Set exercise:
Without the pictures, copy all the entries below exactly.
*-*-*
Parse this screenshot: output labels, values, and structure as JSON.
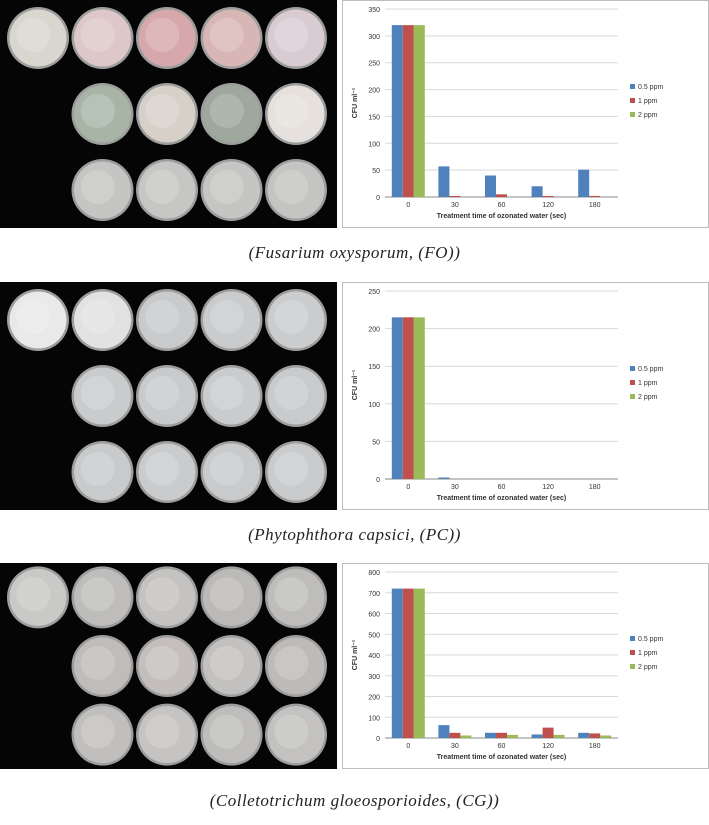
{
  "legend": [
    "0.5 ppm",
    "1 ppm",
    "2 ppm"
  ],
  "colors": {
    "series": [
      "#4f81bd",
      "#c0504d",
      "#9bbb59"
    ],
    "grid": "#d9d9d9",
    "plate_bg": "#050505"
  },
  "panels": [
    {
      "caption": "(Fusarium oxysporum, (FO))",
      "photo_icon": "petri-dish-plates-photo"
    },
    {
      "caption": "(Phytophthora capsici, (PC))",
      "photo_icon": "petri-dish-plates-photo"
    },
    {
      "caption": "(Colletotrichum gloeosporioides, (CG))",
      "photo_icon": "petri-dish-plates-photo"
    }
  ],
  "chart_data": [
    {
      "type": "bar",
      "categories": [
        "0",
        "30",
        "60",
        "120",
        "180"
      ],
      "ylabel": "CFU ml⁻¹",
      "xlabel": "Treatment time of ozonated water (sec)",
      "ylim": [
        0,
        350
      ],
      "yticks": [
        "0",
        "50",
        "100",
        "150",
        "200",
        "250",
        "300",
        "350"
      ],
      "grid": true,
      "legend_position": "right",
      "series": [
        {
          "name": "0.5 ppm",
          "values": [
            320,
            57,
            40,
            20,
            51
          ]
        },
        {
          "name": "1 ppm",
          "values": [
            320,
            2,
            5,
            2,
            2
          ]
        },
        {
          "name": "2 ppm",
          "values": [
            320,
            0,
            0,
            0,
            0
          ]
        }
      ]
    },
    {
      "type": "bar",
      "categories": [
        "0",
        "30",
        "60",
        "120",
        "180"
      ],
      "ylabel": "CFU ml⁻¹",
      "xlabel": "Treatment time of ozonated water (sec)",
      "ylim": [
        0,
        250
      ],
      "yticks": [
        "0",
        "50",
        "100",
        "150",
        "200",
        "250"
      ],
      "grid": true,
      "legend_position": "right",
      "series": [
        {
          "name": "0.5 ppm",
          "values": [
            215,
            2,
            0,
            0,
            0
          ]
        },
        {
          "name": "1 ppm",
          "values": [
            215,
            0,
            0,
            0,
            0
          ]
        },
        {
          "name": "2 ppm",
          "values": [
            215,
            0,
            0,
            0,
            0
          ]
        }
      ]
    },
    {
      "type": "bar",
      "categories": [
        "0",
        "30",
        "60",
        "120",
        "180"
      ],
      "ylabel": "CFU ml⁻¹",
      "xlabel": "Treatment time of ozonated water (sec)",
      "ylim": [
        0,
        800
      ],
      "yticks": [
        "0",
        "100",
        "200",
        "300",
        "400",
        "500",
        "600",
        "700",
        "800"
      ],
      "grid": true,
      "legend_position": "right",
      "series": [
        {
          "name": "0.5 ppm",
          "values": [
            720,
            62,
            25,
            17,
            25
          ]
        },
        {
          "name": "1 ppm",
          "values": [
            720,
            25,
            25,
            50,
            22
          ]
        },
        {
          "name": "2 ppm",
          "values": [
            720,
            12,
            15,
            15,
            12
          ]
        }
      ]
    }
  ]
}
*-*-*
Result for this exercise:
Parse this screenshot: output labels, values, and structure as JSON.
{
  "legend": [
    "0.5 ppm",
    "1 ppm",
    "2 ppm"
  ],
  "colors": {
    "series": [
      "#4f81bd",
      "#c0504d",
      "#9bbb59"
    ],
    "grid": "#d9d9d9",
    "plate_bg": "#050505"
  },
  "panels": [
    {
      "caption": "(Fusarium oxysporum, (FO))",
      "photo_icon": "petri-dish-plates-photo"
    },
    {
      "caption": "(Phytophthora capsici, (PC))",
      "photo_icon": "petri-dish-plates-photo"
    },
    {
      "caption": "(Colletotrichum gloeosporioides, (CG))",
      "photo_icon": "petri-dish-plates-photo"
    }
  ],
  "chart_data": [
    {
      "type": "bar",
      "categories": [
        "0",
        "30",
        "60",
        "120",
        "180"
      ],
      "ylabel": "CFU ml⁻¹",
      "xlabel": "Treatment time of ozonated water (sec)",
      "ylim": [
        0,
        350
      ],
      "yticks": [
        "0",
        "50",
        "100",
        "150",
        "200",
        "250",
        "300",
        "350"
      ],
      "grid": true,
      "legend_position": "right",
      "series": [
        {
          "name": "0.5 ppm",
          "values": [
            320,
            57,
            40,
            20,
            51
          ]
        },
        {
          "name": "1 ppm",
          "values": [
            320,
            2,
            5,
            2,
            2
          ]
        },
        {
          "name": "2 ppm",
          "values": [
            320,
            0,
            0,
            0,
            0
          ]
        }
      ]
    },
    {
      "type": "bar",
      "categories": [
        "0",
        "30",
        "60",
        "120",
        "180"
      ],
      "ylabel": "CFU ml⁻¹",
      "xlabel": "Treatment time of ozonated water (sec)",
      "ylim": [
        0,
        250
      ],
      "yticks": [
        "0",
        "50",
        "100",
        "150",
        "200",
        "250"
      ],
      "grid": true,
      "legend_position": "right",
      "series": [
        {
          "name": "0.5 ppm",
          "values": [
            215,
            2,
            0,
            0,
            0
          ]
        },
        {
          "name": "1 ppm",
          "values": [
            215,
            0,
            0,
            0,
            0
          ]
        },
        {
          "name": "2 ppm",
          "values": [
            215,
            0,
            0,
            0,
            0
          ]
        }
      ]
    },
    {
      "type": "bar",
      "categories": [
        "0",
        "30",
        "60",
        "120",
        "180"
      ],
      "ylabel": "CFU ml⁻¹",
      "xlabel": "Treatment time of ozonated water (sec)",
      "ylim": [
        0,
        800
      ],
      "yticks": [
        "0",
        "100",
        "200",
        "300",
        "400",
        "500",
        "600",
        "700",
        "800"
      ],
      "grid": true,
      "legend_position": "right",
      "series": [
        {
          "name": "0.5 ppm",
          "values": [
            720,
            62,
            25,
            17,
            25
          ]
        },
        {
          "name": "1 ppm",
          "values": [
            720,
            25,
            25,
            50,
            22
          ]
        },
        {
          "name": "2 ppm",
          "values": [
            720,
            12,
            15,
            15,
            12
          ]
        }
      ]
    }
  ]
}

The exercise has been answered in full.